Spatial layout entries:

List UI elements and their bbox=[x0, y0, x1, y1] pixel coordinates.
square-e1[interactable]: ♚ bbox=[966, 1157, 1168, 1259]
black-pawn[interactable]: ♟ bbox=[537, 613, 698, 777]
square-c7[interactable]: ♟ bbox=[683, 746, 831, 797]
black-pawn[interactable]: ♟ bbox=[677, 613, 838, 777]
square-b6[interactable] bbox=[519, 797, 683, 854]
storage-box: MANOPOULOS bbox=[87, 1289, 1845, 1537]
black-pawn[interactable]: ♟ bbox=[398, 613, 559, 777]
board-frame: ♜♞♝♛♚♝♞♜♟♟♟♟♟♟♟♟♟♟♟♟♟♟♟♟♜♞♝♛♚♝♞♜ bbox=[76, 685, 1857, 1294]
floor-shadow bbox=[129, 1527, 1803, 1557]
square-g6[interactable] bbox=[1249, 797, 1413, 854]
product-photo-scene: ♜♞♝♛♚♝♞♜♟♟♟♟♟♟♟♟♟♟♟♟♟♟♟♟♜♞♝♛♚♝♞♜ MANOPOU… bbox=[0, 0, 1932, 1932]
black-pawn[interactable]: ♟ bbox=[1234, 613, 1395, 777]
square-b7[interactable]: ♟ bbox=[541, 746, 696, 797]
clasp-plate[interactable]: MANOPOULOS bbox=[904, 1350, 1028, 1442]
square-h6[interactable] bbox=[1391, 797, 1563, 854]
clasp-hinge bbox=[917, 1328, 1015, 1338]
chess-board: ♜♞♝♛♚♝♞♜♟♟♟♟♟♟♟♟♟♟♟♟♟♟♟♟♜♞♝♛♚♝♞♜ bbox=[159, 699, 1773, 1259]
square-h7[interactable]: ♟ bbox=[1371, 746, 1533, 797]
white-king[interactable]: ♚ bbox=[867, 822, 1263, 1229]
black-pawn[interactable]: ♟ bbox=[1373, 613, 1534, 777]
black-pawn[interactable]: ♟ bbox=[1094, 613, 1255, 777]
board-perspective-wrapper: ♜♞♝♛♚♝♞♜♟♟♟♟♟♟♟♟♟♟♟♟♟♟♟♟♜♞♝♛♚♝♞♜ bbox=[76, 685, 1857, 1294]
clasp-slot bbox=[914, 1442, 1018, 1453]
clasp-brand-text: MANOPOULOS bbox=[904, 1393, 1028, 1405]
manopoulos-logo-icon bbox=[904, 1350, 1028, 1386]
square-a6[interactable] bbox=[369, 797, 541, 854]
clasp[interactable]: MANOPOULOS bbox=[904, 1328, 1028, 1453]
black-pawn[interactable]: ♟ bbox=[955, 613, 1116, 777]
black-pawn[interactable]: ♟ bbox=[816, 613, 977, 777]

*Your objective*:
Copy out every line of the records above, character for character.

*Output below*:
List UI elements and their bbox=[x0, y0, x1, y1] pixel coordinates.
square-e1[interactable]: ♚ bbox=[966, 1157, 1168, 1259]
black-pawn[interactable]: ♟ bbox=[537, 613, 698, 777]
square-c7[interactable]: ♟ bbox=[683, 746, 831, 797]
black-pawn[interactable]: ♟ bbox=[677, 613, 838, 777]
square-b6[interactable] bbox=[519, 797, 683, 854]
storage-box: MANOPOULOS bbox=[87, 1289, 1845, 1537]
black-pawn[interactable]: ♟ bbox=[398, 613, 559, 777]
board-frame: ♜♞♝♛♚♝♞♜♟♟♟♟♟♟♟♟♟♟♟♟♟♟♟♟♜♞♝♛♚♝♞♜ bbox=[76, 685, 1857, 1294]
floor-shadow bbox=[129, 1527, 1803, 1557]
square-g6[interactable] bbox=[1249, 797, 1413, 854]
product-photo-scene: ♜♞♝♛♚♝♞♜♟♟♟♟♟♟♟♟♟♟♟♟♟♟♟♟♜♞♝♛♚♝♞♜ MANOPOU… bbox=[0, 0, 1932, 1932]
black-pawn[interactable]: ♟ bbox=[1234, 613, 1395, 777]
square-b7[interactable]: ♟ bbox=[541, 746, 696, 797]
clasp-plate[interactable]: MANOPOULOS bbox=[904, 1350, 1028, 1442]
square-h6[interactable] bbox=[1391, 797, 1563, 854]
clasp-hinge bbox=[917, 1328, 1015, 1338]
chess-board: ♜♞♝♛♚♝♞♜♟♟♟♟♟♟♟♟♟♟♟♟♟♟♟♟♜♞♝♛♚♝♞♜ bbox=[159, 699, 1773, 1259]
square-h7[interactable]: ♟ bbox=[1371, 746, 1533, 797]
white-king[interactable]: ♚ bbox=[867, 822, 1263, 1229]
black-pawn[interactable]: ♟ bbox=[1373, 613, 1534, 777]
black-pawn[interactable]: ♟ bbox=[1094, 613, 1255, 777]
board-perspective-wrapper: ♜♞♝♛♚♝♞♜♟♟♟♟♟♟♟♟♟♟♟♟♟♟♟♟♜♞♝♛♚♝♞♜ bbox=[76, 685, 1857, 1294]
clasp-slot bbox=[914, 1442, 1018, 1453]
clasp-brand-text: MANOPOULOS bbox=[904, 1393, 1028, 1405]
manopoulos-logo-icon bbox=[904, 1350, 1028, 1386]
square-a6[interactable] bbox=[369, 797, 541, 854]
clasp[interactable]: MANOPOULOS bbox=[904, 1328, 1028, 1453]
black-pawn[interactable]: ♟ bbox=[955, 613, 1116, 777]
black-pawn[interactable]: ♟ bbox=[816, 613, 977, 777]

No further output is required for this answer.